- Directive
Count lines holding the word "this". Only the number is wanted.

━━━━

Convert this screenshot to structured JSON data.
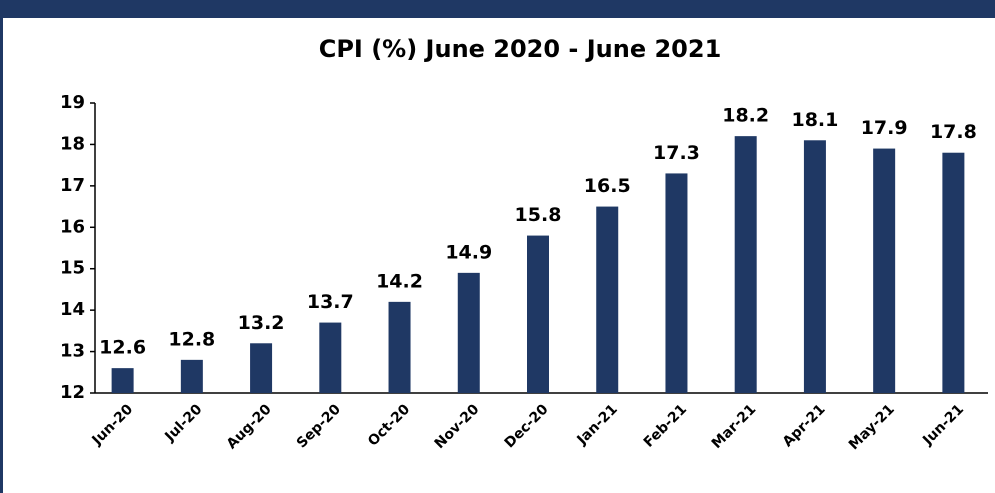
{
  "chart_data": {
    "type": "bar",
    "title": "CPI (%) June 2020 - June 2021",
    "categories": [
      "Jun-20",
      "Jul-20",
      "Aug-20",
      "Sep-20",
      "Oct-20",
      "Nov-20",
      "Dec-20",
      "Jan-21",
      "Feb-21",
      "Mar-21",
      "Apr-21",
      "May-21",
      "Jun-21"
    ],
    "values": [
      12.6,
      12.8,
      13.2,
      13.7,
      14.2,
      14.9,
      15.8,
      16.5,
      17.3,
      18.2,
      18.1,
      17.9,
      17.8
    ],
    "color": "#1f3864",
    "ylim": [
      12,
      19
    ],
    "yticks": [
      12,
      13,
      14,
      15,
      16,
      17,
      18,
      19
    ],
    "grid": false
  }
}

━━━━

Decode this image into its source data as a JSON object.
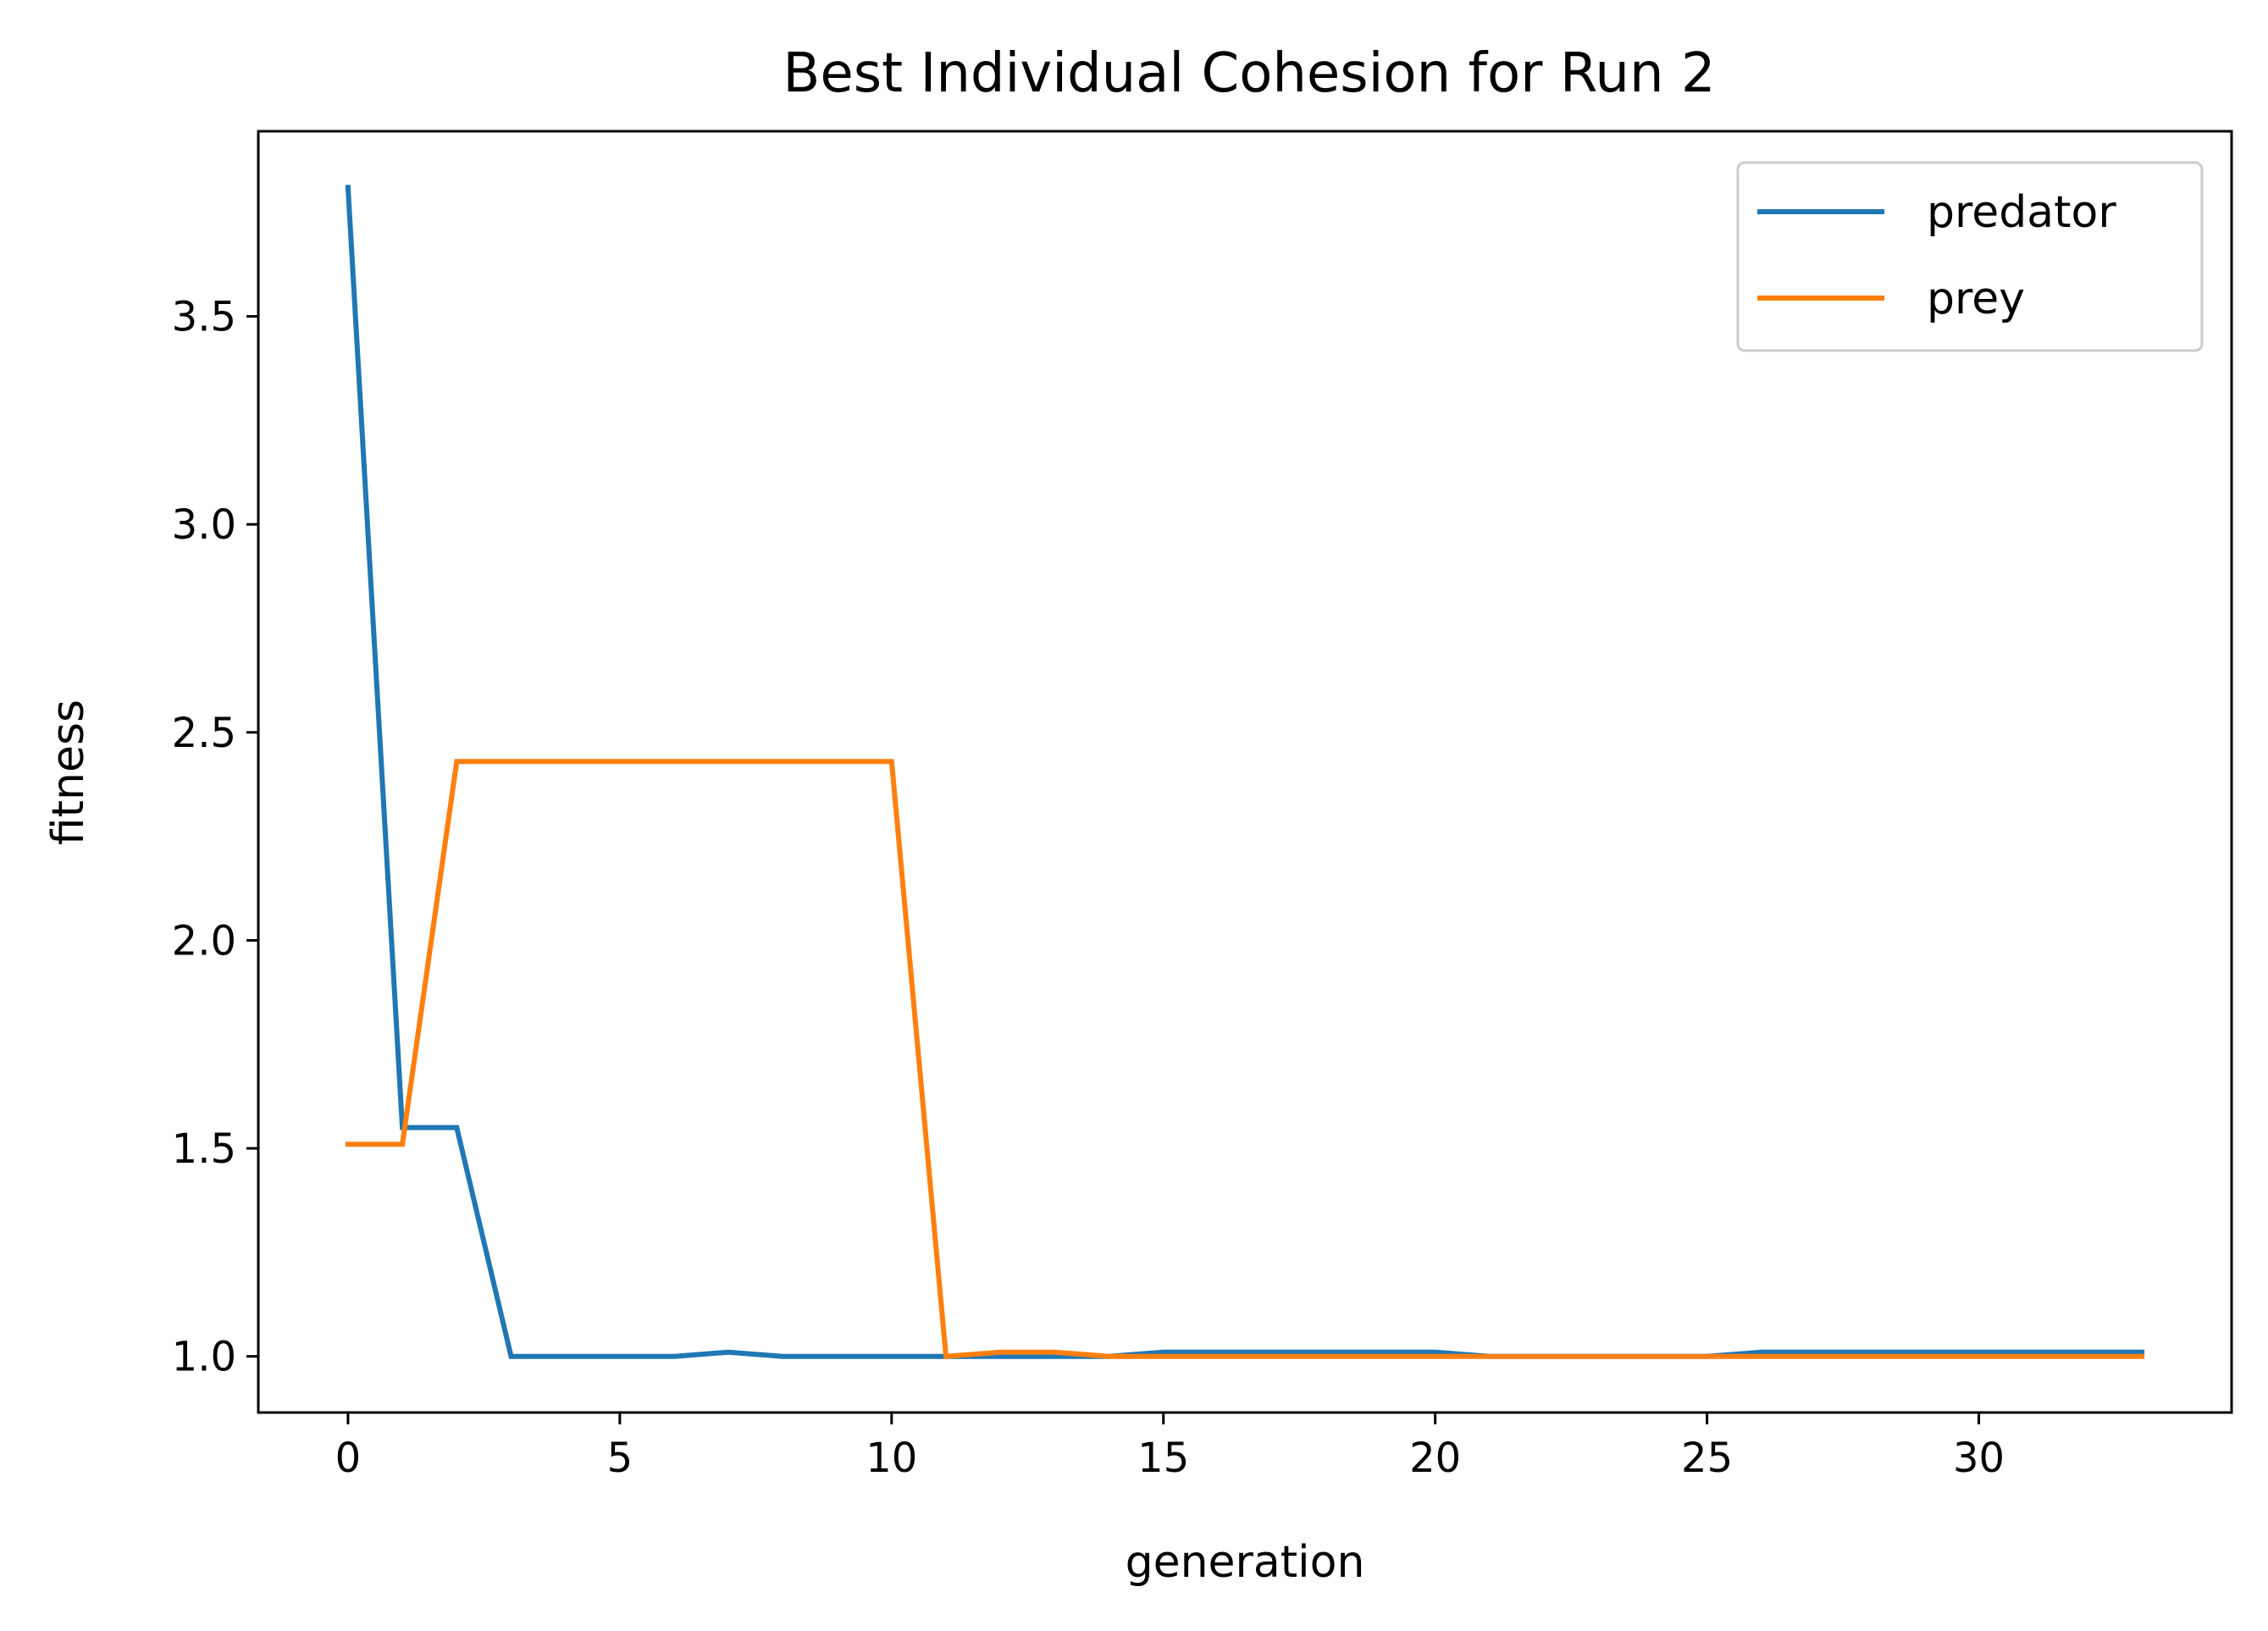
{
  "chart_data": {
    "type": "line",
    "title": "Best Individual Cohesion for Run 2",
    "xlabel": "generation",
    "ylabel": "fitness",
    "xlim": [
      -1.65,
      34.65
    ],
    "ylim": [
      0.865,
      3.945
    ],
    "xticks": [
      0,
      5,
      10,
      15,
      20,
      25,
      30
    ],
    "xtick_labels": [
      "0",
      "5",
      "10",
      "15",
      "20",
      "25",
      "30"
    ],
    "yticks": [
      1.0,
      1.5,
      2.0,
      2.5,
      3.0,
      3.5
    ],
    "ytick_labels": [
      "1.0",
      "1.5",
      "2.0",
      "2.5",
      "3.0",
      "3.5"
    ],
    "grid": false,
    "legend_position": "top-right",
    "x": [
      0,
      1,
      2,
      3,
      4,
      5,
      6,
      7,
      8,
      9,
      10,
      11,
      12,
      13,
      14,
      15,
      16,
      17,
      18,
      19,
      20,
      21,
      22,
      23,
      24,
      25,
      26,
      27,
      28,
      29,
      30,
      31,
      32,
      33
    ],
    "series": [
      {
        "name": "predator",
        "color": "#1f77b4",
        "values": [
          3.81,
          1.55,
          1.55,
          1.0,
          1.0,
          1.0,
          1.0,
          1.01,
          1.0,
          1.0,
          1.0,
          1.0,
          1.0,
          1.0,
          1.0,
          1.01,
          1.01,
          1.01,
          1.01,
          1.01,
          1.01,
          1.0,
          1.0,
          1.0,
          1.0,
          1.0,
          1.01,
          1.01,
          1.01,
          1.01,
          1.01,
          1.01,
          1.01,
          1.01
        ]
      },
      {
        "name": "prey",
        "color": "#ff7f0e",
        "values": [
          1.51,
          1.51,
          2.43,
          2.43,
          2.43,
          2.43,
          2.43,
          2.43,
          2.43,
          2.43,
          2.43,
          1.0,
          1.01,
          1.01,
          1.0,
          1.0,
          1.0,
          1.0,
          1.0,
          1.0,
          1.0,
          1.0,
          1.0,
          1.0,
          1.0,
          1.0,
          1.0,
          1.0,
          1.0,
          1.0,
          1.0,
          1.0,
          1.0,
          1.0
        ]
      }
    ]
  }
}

━━━━

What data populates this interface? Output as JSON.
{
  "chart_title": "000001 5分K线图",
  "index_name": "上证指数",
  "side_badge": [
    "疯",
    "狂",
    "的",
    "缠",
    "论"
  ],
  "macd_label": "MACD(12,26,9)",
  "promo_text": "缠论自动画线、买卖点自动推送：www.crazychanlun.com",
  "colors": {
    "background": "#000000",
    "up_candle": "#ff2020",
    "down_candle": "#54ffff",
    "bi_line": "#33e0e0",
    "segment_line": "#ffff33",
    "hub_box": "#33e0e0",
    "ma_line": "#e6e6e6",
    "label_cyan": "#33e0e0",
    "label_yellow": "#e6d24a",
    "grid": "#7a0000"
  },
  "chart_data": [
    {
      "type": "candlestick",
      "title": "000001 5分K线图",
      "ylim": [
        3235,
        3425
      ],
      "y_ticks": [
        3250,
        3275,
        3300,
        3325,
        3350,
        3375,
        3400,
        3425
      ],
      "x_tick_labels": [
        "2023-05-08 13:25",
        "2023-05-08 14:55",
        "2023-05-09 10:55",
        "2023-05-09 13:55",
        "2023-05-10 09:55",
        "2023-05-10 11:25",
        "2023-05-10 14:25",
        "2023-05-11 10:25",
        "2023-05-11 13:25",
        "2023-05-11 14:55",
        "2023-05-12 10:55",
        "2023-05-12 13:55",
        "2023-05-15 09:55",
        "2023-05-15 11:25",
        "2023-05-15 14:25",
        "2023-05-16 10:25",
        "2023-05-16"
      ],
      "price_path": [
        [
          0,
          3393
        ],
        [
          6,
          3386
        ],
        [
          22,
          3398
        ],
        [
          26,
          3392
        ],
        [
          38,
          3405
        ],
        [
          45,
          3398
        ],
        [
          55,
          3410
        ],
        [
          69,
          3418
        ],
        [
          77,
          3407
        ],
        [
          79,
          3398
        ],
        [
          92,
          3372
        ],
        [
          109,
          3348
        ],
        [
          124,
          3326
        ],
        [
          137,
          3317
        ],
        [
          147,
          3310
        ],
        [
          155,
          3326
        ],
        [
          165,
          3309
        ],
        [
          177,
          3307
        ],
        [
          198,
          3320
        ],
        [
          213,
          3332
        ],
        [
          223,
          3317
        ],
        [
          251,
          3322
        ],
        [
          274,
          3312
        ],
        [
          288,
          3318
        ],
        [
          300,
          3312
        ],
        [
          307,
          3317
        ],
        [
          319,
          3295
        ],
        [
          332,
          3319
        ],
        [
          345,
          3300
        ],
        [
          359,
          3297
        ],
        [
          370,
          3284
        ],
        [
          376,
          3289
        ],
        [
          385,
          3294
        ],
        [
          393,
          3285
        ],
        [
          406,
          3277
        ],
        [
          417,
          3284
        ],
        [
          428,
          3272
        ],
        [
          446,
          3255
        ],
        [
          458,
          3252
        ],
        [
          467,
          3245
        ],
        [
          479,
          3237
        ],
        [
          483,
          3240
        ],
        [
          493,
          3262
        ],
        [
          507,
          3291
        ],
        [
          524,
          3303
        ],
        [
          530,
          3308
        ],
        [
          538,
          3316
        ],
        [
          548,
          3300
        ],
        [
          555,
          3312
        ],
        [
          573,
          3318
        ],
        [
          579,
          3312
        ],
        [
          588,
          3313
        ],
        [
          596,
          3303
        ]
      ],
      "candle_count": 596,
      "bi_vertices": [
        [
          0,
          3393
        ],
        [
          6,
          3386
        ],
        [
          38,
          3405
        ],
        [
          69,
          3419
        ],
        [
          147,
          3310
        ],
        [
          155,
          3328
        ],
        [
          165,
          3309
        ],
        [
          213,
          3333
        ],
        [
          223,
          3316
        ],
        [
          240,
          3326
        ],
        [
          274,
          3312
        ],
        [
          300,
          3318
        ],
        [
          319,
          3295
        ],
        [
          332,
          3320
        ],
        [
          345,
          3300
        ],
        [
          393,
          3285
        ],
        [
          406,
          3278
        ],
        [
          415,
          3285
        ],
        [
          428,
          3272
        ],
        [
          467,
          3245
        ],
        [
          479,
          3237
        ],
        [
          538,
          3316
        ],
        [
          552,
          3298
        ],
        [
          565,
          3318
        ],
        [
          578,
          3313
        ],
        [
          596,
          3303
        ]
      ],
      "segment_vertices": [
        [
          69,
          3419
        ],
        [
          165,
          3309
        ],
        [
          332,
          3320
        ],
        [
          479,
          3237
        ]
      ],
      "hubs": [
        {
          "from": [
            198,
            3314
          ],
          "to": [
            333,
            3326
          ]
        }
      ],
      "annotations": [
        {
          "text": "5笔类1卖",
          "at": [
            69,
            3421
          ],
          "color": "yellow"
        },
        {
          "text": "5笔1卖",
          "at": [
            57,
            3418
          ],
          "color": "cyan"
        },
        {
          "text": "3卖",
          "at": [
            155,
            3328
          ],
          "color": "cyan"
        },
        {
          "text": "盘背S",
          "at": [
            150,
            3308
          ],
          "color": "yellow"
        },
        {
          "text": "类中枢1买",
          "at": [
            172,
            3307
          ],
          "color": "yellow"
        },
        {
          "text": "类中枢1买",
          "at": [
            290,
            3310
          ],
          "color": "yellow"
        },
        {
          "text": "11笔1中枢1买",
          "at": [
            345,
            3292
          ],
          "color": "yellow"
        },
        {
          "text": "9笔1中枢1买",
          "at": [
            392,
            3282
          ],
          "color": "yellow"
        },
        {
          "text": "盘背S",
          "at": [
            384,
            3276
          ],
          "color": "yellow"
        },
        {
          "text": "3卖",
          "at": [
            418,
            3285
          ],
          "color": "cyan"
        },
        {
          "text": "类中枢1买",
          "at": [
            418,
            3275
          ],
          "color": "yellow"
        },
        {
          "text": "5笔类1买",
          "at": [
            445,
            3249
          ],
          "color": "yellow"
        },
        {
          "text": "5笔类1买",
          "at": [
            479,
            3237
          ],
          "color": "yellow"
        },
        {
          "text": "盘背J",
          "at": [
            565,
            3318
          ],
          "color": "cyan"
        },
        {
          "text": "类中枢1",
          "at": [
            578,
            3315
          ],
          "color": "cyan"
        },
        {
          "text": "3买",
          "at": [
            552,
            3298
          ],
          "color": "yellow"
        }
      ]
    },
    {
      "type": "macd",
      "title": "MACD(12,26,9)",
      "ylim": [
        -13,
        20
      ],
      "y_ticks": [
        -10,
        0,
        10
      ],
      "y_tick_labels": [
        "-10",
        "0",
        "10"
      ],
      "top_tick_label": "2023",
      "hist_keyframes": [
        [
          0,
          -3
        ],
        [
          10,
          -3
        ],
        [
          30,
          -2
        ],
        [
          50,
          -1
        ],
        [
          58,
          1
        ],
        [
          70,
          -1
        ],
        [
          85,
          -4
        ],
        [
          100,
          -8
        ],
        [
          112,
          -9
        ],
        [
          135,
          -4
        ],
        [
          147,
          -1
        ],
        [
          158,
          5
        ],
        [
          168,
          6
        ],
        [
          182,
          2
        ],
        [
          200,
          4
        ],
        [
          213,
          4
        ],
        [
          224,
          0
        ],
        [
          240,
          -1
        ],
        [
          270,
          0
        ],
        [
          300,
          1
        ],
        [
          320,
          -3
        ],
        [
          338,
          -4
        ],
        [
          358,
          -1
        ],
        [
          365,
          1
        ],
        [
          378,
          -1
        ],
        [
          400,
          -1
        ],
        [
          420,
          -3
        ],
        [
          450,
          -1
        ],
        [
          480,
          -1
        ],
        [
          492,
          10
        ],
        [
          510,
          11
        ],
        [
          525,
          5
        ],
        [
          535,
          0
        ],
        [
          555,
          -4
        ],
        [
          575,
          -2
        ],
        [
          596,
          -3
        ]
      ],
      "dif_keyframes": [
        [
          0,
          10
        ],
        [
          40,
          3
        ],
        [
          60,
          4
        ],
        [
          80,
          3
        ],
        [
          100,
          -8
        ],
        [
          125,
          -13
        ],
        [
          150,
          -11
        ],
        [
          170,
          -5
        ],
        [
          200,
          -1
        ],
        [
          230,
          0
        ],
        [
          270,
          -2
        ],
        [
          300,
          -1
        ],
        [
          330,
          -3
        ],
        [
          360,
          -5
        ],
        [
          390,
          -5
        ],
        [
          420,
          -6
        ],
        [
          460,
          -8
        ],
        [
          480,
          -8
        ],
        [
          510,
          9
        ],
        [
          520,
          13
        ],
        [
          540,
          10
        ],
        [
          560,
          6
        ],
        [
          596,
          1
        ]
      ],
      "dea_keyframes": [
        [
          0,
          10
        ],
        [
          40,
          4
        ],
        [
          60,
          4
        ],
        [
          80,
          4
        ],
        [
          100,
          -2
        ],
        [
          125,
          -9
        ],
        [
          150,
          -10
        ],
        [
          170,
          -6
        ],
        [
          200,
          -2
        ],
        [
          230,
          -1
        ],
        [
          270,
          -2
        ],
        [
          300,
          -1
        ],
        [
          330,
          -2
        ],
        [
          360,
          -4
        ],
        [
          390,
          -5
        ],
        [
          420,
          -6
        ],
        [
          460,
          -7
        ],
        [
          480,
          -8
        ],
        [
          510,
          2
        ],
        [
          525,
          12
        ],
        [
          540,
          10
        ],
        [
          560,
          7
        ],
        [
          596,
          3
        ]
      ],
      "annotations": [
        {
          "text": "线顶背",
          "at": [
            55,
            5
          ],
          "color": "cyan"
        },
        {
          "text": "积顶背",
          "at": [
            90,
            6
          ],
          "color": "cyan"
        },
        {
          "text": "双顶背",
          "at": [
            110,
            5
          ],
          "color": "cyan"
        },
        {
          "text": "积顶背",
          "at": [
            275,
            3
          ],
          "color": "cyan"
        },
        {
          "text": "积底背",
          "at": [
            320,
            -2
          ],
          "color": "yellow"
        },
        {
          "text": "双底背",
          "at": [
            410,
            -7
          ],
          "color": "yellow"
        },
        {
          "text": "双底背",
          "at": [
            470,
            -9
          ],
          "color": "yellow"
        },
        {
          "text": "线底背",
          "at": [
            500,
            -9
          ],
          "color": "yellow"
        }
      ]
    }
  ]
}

━━━━

- Exercise output
3